Stored records
++++++++

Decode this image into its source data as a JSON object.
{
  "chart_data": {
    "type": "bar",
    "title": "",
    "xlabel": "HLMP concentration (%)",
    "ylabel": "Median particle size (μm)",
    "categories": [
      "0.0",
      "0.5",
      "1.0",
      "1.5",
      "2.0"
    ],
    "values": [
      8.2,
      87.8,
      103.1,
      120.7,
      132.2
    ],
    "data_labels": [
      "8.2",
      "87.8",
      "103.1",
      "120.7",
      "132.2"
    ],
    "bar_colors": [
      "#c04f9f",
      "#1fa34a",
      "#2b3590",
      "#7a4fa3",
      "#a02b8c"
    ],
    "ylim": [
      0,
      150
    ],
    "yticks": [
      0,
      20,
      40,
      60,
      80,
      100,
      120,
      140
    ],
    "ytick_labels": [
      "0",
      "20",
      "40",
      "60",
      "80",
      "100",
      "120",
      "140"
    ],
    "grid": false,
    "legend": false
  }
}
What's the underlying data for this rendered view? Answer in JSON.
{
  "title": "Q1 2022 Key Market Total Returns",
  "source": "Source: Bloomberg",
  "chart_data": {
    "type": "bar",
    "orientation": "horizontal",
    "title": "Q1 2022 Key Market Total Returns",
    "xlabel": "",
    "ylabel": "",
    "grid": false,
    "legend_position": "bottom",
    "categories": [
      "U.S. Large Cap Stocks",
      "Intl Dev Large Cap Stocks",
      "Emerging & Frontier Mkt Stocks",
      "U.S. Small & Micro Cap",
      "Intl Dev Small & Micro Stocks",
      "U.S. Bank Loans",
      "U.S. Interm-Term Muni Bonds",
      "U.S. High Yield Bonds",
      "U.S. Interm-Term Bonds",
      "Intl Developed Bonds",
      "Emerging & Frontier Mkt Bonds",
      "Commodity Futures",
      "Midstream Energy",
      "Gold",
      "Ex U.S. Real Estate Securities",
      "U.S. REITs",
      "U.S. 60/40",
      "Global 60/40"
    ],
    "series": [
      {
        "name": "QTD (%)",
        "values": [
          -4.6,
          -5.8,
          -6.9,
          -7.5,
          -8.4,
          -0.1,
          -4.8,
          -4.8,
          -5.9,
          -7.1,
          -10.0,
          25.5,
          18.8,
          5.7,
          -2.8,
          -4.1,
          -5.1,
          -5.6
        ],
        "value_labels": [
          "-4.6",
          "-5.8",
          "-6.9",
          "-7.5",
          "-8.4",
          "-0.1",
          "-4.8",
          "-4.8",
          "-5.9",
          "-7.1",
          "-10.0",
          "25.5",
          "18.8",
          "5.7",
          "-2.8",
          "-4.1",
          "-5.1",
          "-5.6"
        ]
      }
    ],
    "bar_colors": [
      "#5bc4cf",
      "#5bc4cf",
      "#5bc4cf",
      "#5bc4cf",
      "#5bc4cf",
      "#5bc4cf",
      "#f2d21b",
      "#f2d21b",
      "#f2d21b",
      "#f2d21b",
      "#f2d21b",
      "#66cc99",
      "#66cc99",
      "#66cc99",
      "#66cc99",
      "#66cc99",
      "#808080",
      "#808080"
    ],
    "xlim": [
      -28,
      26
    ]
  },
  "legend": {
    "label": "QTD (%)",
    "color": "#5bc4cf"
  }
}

++++++++

DESCRIPTION OF THE TASK
Repeat the material above in full, keeping every word.

REPLY TO THE TASK
Decode this image into its source data as a JSON object.
{
  "chart_data": {
    "type": "bar",
    "title": "",
    "xlabel": "HLMP concentration (%)",
    "ylabel": "Median particle size (μm)",
    "categories": [
      "0.0",
      "0.5",
      "1.0",
      "1.5",
      "2.0"
    ],
    "values": [
      8.2,
      87.8,
      103.1,
      120.7,
      132.2
    ],
    "data_labels": [
      "8.2",
      "87.8",
      "103.1",
      "120.7",
      "132.2"
    ],
    "bar_colors": [
      "#c04f9f",
      "#1fa34a",
      "#2b3590",
      "#7a4fa3",
      "#a02b8c"
    ],
    "ylim": [
      0,
      150
    ],
    "yticks": [
      0,
      20,
      40,
      60,
      80,
      100,
      120,
      140
    ],
    "ytick_labels": [
      "0",
      "20",
      "40",
      "60",
      "80",
      "100",
      "120",
      "140"
    ],
    "grid": false,
    "legend": false
  }
}
What's the underlying data for this rendered view? Answer in JSON.
{
  "title": "Q1 2022 Key Market Total Returns",
  "source": "Source: Bloomberg",
  "chart_data": {
    "type": "bar",
    "orientation": "horizontal",
    "title": "Q1 2022 Key Market Total Returns",
    "xlabel": "",
    "ylabel": "",
    "grid": false,
    "legend_position": "bottom",
    "categories": [
      "U.S. Large Cap Stocks",
      "Intl Dev Large Cap Stocks",
      "Emerging & Frontier Mkt Stocks",
      "U.S. Small & Micro Cap",
      "Intl Dev Small & Micro Stocks",
      "U.S. Bank Loans",
      "U.S. Interm-Term Muni Bonds",
      "U.S. High Yield Bonds",
      "U.S. Interm-Term Bonds",
      "Intl Developed Bonds",
      "Emerging & Frontier Mkt Bonds",
      "Commodity Futures",
      "Midstream Energy",
      "Gold",
      "Ex U.S. Real Estate Securities",
      "U.S. REITs",
      "U.S. 60/40",
      "Global 60/40"
    ],
    "series": [
      {
        "name": "QTD (%)",
        "values": [
          -4.6,
          -5.8,
          -6.9,
          -7.5,
          -8.4,
          -0.1,
          -4.8,
          -4.8,
          -5.9,
          -7.1,
          -10.0,
          25.5,
          18.8,
          5.7,
          -2.8,
          -4.1,
          -5.1,
          -5.6
        ],
        "value_labels": [
          "-4.6",
          "-5.8",
          "-6.9",
          "-7.5",
          "-8.4",
          "-0.1",
          "-4.8",
          "-4.8",
          "-5.9",
          "-7.1",
          "-10.0",
          "25.5",
          "18.8",
          "5.7",
          "-2.8",
          "-4.1",
          "-5.1",
          "-5.6"
        ]
      }
    ],
    "bar_colors": [
      "#5bc4cf",
      "#5bc4cf",
      "#5bc4cf",
      "#5bc4cf",
      "#5bc4cf",
      "#5bc4cf",
      "#f2d21b",
      "#f2d21b",
      "#f2d21b",
      "#f2d21b",
      "#f2d21b",
      "#66cc99",
      "#66cc99",
      "#66cc99",
      "#66cc99",
      "#66cc99",
      "#808080",
      "#808080"
    ],
    "xlim": [
      -28,
      26
    ]
  },
  "legend": {
    "label": "QTD (%)",
    "color": "#5bc4cf"
  }
}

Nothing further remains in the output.